DESCRIPTION OF THE TASK:
Skip the pictures. Reproduce all other material exactly.

MATERIAL FOR THIS TASK:
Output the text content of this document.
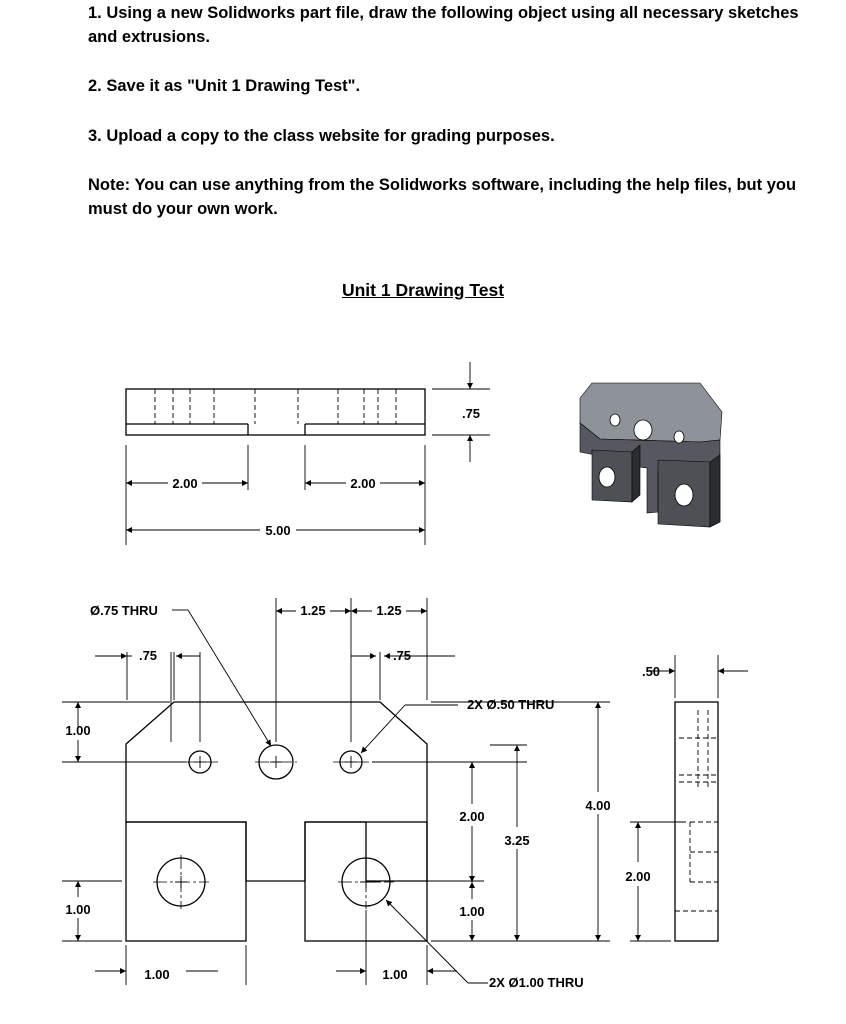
1. Using a new Solidworks part file, draw the following object using all necessary sketches and extrusions.
2. Save it as "Unit 1 Drawing Test".
3. Upload a copy to the class website for grading purposes.
Note: You can use anything from the Solidworks software, including the help files, but you must do your own work.
Unit 1 Drawing Test
2.00	2.00
5.00
.75
Ø.75 THRU
.75
1.25	1.25
.75
1.00
2X Ø.50 THRU
2.00
3.25
1.00
4.00
1.00
1.00	1.00
2X Ø1.00 THRU
.50
2.00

RESULT FOR THIS TASK:
Output the text content of this document.
1. Using a new Solidworks part file, draw the following object using all necessary sketches and extrusions.
2. Save it as "Unit 1 Drawing Test".
3. Upload a copy to the class website for grading purposes.
Note: You can use anything from the Solidworks software, including the help files, but you must do your own work.
Unit 1 Drawing Test
2.00	2.00
5.00
.75
Ø.75 THRU
.75
1.25	1.25
.75
1.00
2X Ø.50 THRU
2.00
3.25
1.00
4.00
1.00
1.00	1.00
2X Ø1.00 THRU
.50
2.00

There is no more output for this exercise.